--- begin ---

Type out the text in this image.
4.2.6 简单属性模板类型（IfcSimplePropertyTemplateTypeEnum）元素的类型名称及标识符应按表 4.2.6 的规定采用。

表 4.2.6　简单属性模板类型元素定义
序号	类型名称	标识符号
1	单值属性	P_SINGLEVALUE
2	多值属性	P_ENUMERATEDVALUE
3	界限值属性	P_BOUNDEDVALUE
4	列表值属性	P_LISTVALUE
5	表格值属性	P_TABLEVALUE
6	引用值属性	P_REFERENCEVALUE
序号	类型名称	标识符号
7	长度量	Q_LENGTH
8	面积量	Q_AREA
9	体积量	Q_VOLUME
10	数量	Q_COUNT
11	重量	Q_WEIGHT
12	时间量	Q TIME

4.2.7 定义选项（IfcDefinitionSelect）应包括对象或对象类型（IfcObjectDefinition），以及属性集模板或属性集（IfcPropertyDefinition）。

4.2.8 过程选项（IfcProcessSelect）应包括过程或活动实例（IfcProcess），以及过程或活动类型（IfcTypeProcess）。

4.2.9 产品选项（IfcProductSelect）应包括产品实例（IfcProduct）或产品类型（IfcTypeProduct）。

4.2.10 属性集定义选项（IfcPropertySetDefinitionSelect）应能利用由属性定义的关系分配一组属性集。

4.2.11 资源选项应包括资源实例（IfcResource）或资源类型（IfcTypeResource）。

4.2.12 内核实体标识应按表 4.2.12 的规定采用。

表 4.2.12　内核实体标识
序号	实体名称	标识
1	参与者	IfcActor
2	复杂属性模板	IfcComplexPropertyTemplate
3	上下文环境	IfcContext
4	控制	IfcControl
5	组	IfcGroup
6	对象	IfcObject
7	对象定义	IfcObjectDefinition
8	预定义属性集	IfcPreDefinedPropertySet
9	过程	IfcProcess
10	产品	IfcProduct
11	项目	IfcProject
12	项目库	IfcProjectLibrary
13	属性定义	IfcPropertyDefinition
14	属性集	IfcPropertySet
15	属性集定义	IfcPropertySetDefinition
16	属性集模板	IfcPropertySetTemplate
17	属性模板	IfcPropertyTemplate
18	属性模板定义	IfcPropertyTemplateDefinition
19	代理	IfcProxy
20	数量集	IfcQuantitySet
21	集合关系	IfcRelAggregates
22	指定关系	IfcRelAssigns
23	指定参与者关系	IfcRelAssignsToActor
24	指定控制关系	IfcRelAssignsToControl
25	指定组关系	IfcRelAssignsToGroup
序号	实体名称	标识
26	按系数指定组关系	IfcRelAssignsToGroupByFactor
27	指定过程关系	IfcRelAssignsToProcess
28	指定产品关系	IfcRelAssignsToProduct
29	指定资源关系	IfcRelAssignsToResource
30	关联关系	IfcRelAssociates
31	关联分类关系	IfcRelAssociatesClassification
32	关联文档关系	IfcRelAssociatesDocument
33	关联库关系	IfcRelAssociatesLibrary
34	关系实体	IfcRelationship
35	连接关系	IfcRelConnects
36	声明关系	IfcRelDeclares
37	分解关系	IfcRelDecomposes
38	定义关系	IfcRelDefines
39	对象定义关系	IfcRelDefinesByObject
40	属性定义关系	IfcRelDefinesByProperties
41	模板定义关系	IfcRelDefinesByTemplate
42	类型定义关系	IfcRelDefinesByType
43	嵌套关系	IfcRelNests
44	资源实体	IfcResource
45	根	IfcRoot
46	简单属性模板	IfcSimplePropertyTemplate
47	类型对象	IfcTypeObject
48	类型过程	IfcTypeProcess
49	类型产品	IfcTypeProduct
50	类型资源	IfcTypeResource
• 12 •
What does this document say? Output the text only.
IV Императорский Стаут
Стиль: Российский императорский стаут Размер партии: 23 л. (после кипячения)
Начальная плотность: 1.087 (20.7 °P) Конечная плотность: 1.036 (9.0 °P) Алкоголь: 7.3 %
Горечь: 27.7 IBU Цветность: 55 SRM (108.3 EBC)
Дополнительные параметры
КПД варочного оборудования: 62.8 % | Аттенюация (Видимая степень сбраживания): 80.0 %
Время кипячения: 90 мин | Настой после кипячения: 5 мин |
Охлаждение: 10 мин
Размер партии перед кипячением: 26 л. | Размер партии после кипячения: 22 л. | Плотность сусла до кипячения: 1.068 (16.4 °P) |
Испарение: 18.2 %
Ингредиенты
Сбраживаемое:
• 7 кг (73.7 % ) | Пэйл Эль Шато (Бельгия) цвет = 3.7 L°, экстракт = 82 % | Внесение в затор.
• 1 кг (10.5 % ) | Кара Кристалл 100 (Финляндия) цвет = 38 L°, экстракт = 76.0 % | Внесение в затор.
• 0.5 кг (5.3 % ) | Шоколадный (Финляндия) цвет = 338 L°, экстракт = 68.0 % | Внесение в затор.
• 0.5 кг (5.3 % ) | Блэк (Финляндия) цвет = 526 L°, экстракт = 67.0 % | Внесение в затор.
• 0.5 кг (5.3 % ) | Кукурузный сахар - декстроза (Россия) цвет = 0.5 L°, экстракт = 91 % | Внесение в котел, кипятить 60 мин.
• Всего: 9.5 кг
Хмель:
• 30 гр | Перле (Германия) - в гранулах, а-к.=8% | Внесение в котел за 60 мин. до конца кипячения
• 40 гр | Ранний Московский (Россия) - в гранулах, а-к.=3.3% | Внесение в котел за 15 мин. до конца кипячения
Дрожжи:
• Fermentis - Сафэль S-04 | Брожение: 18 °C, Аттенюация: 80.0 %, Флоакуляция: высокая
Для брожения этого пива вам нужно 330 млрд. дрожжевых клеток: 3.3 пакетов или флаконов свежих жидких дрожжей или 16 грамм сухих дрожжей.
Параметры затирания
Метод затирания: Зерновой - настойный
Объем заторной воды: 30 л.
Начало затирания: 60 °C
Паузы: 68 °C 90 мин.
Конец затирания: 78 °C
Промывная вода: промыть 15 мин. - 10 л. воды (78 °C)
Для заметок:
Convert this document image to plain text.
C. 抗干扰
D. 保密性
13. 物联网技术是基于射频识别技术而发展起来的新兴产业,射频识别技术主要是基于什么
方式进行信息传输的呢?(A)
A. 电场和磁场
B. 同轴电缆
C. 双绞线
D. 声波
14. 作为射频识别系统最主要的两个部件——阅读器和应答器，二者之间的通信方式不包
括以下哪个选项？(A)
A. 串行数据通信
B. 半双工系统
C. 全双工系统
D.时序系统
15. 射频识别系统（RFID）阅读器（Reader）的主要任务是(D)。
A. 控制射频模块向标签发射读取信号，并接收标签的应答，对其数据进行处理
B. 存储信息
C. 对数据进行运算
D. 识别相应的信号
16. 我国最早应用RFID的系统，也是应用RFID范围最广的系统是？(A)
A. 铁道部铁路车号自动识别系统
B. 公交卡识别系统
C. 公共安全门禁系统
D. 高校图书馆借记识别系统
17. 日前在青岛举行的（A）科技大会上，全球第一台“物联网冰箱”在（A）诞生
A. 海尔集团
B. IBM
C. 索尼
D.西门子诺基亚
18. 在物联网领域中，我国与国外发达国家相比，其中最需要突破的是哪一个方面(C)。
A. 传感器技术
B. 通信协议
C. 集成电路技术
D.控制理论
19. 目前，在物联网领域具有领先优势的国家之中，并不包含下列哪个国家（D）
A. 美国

--- end ---

Pull every line containing "Размер" out of the records.

Стиль: Российский императорский стаут Размер партии: 23 л. (после кипячения)
Размер партии перед кипячением: 26 л. | Размер партии после кипячения: 22 л. | Плотность сусла до кипячения: 1.068 (16.4 °P) |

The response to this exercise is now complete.